All of the entries must be reproduced exactly, with no images carried over.

====

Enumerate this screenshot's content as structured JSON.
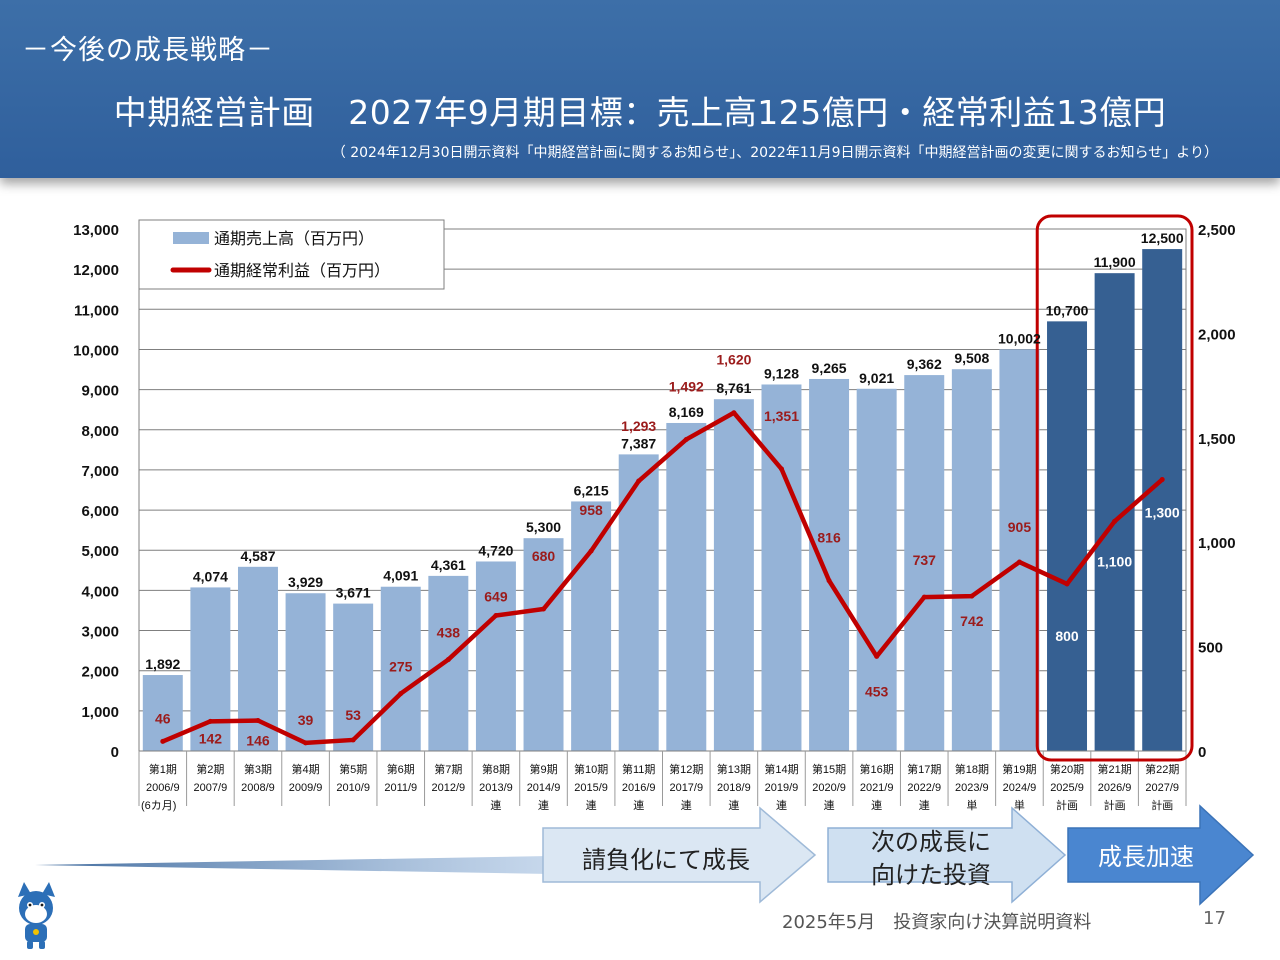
{
  "header": {
    "tag": "－今後の成長戦略－",
    "title": "中期経営計画　2027年9月期目標：売上高125億円・経常利益13億円",
    "note": "（ 2024年12月30日開示資料「中期経営計画に関するお知らせ」、2022年11月9日開示資料「中期経営計画の変更に関するお知らせ」より）"
  },
  "chart_data": {
    "type": "bar",
    "categories": [
      [
        "第1期",
        "2006/9",
        "(6カ月)"
      ],
      [
        "第2期",
        "2007/9",
        ""
      ],
      [
        "第3期",
        "2008/9",
        ""
      ],
      [
        "第4期",
        "2009/9",
        ""
      ],
      [
        "第5期",
        "2010/9",
        ""
      ],
      [
        "第6期",
        "2011/9",
        ""
      ],
      [
        "第7期",
        "2012/9",
        ""
      ],
      [
        "第8期",
        "2013/9",
        "連"
      ],
      [
        "第9期",
        "2014/9",
        "連"
      ],
      [
        "第10期",
        "2015/9",
        "連"
      ],
      [
        "第11期",
        "2016/9",
        "連"
      ],
      [
        "第12期",
        "2017/9",
        "連"
      ],
      [
        "第13期",
        "2018/9",
        "連"
      ],
      [
        "第14期",
        "2019/9",
        "連"
      ],
      [
        "第15期",
        "2020/9",
        "連"
      ],
      [
        "第16期",
        "2021/9",
        "連"
      ],
      [
        "第17期",
        "2022/9",
        "連"
      ],
      [
        "第18期",
        "2023/9",
        "単"
      ],
      [
        "第19期",
        "2024/9",
        "単"
      ],
      [
        "第20期",
        "2025/9",
        "計画"
      ],
      [
        "第21期",
        "2026/9",
        "計画"
      ],
      [
        "第22期",
        "2027/9",
        "計画"
      ]
    ],
    "series": [
      {
        "name": "通期売上高（百万円）",
        "kind": "bar",
        "axis": "left",
        "values": [
          1892,
          4074,
          4587,
          3929,
          3671,
          4091,
          4361,
          4720,
          5300,
          6215,
          7387,
          8169,
          8761,
          9128,
          9265,
          9021,
          9362,
          9508,
          10002,
          10700,
          11900,
          12500
        ],
        "labels": [
          "1,892",
          "4,074",
          "4,587",
          "3,929",
          "3,671",
          "4,091",
          "4,361",
          "4,720",
          "5,300",
          "6,215",
          "7,387",
          "8,169",
          "8,761",
          "9,128",
          "9,265",
          "9,021",
          "9,362",
          "9,508",
          "10,002",
          "10,700",
          "11,900",
          "12,500"
        ],
        "color": "#95b3d7",
        "plan_color": "#366092"
      },
      {
        "name": "通期経常利益（百万円）",
        "kind": "line",
        "axis": "right",
        "values": [
          46,
          142,
          146,
          39,
          53,
          275,
          438,
          649,
          680,
          958,
          1293,
          1492,
          1620,
          1351,
          816,
          453,
          737,
          742,
          905,
          800,
          1100,
          1300
        ],
        "labels": [
          "46",
          "142",
          "146",
          "39",
          "53",
          "275",
          "438",
          "649",
          "680",
          "958",
          "1,293",
          "1,492",
          "1,620",
          "1,351",
          "816",
          "453",
          "737",
          "742",
          "905",
          "800",
          "1,100",
          "1,300"
        ],
        "color": "#c00000"
      }
    ],
    "plan_start_index": 19,
    "ylim_left": [
      0,
      13000
    ],
    "ylim_right": [
      0,
      2500
    ],
    "yticks_left": [
      "0",
      "1,000",
      "2,000",
      "3,000",
      "4,000",
      "5,000",
      "6,000",
      "7,000",
      "8,000",
      "9,000",
      "10,000",
      "11,000",
      "12,000",
      "13,000"
    ],
    "yticks_right": [
      "0",
      "500",
      "1,000",
      "1,500",
      "2,000",
      "2,500"
    ],
    "grid": true,
    "legend_position": "top-left"
  },
  "arrows": {
    "stage1": "請負化にて成長",
    "stage2_line1": "次の成長に",
    "stage2_line2": "向けた投資",
    "stage3": "成長加速"
  },
  "footer": {
    "text": "2025年5月　投資家向け決算説明資料",
    "page": "17"
  },
  "colors": {
    "header_bg": "#3465a4",
    "bar": "#95b3d7",
    "bar_plan": "#366092",
    "line": "#c00000",
    "highlight": "#c00000",
    "arrow_light": "#dbe7f3",
    "arrow_dark": "#4a86d0"
  }
}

====

◆ RESULT FOR THIS EXERCISE:
Enumerate this screenshot's content as structured JSON.
{
  "header": {
    "tag": "－今後の成長戦略－",
    "title": "中期経営計画　2027年9月期目標：売上高125億円・経常利益13億円",
    "note": "（ 2024年12月30日開示資料「中期経営計画に関するお知らせ」、2022年11月9日開示資料「中期経営計画の変更に関するお知らせ」より）"
  },
  "chart_data": {
    "type": "bar",
    "categories": [
      [
        "第1期",
        "2006/9",
        "(6カ月)"
      ],
      [
        "第2期",
        "2007/9",
        ""
      ],
      [
        "第3期",
        "2008/9",
        ""
      ],
      [
        "第4期",
        "2009/9",
        ""
      ],
      [
        "第5期",
        "2010/9",
        ""
      ],
      [
        "第6期",
        "2011/9",
        ""
      ],
      [
        "第7期",
        "2012/9",
        ""
      ],
      [
        "第8期",
        "2013/9",
        "連"
      ],
      [
        "第9期",
        "2014/9",
        "連"
      ],
      [
        "第10期",
        "2015/9",
        "連"
      ],
      [
        "第11期",
        "2016/9",
        "連"
      ],
      [
        "第12期",
        "2017/9",
        "連"
      ],
      [
        "第13期",
        "2018/9",
        "連"
      ],
      [
        "第14期",
        "2019/9",
        "連"
      ],
      [
        "第15期",
        "2020/9",
        "連"
      ],
      [
        "第16期",
        "2021/9",
        "連"
      ],
      [
        "第17期",
        "2022/9",
        "連"
      ],
      [
        "第18期",
        "2023/9",
        "単"
      ],
      [
        "第19期",
        "2024/9",
        "単"
      ],
      [
        "第20期",
        "2025/9",
        "計画"
      ],
      [
        "第21期",
        "2026/9",
        "計画"
      ],
      [
        "第22期",
        "2027/9",
        "計画"
      ]
    ],
    "series": [
      {
        "name": "通期売上高（百万円）",
        "kind": "bar",
        "axis": "left",
        "values": [
          1892,
          4074,
          4587,
          3929,
          3671,
          4091,
          4361,
          4720,
          5300,
          6215,
          7387,
          8169,
          8761,
          9128,
          9265,
          9021,
          9362,
          9508,
          10002,
          10700,
          11900,
          12500
        ],
        "labels": [
          "1,892",
          "4,074",
          "4,587",
          "3,929",
          "3,671",
          "4,091",
          "4,361",
          "4,720",
          "5,300",
          "6,215",
          "7,387",
          "8,169",
          "8,761",
          "9,128",
          "9,265",
          "9,021",
          "9,362",
          "9,508",
          "10,002",
          "10,700",
          "11,900",
          "12,500"
        ],
        "color": "#95b3d7",
        "plan_color": "#366092"
      },
      {
        "name": "通期経常利益（百万円）",
        "kind": "line",
        "axis": "right",
        "values": [
          46,
          142,
          146,
          39,
          53,
          275,
          438,
          649,
          680,
          958,
          1293,
          1492,
          1620,
          1351,
          816,
          453,
          737,
          742,
          905,
          800,
          1100,
          1300
        ],
        "labels": [
          "46",
          "142",
          "146",
          "39",
          "53",
          "275",
          "438",
          "649",
          "680",
          "958",
          "1,293",
          "1,492",
          "1,620",
          "1,351",
          "816",
          "453",
          "737",
          "742",
          "905",
          "800",
          "1,100",
          "1,300"
        ],
        "color": "#c00000"
      }
    ],
    "plan_start_index": 19,
    "ylim_left": [
      0,
      13000
    ],
    "ylim_right": [
      0,
      2500
    ],
    "yticks_left": [
      "0",
      "1,000",
      "2,000",
      "3,000",
      "4,000",
      "5,000",
      "6,000",
      "7,000",
      "8,000",
      "9,000",
      "10,000",
      "11,000",
      "12,000",
      "13,000"
    ],
    "yticks_right": [
      "0",
      "500",
      "1,000",
      "1,500",
      "2,000",
      "2,500"
    ],
    "grid": true,
    "legend_position": "top-left"
  },
  "arrows": {
    "stage1": "請負化にて成長",
    "stage2_line1": "次の成長に",
    "stage2_line2": "向けた投資",
    "stage3": "成長加速"
  },
  "footer": {
    "text": "2025年5月　投資家向け決算説明資料",
    "page": "17"
  },
  "colors": {
    "header_bg": "#3465a4",
    "bar": "#95b3d7",
    "bar_plan": "#366092",
    "line": "#c00000",
    "highlight": "#c00000",
    "arrow_light": "#dbe7f3",
    "arrow_dark": "#4a86d0"
  }
}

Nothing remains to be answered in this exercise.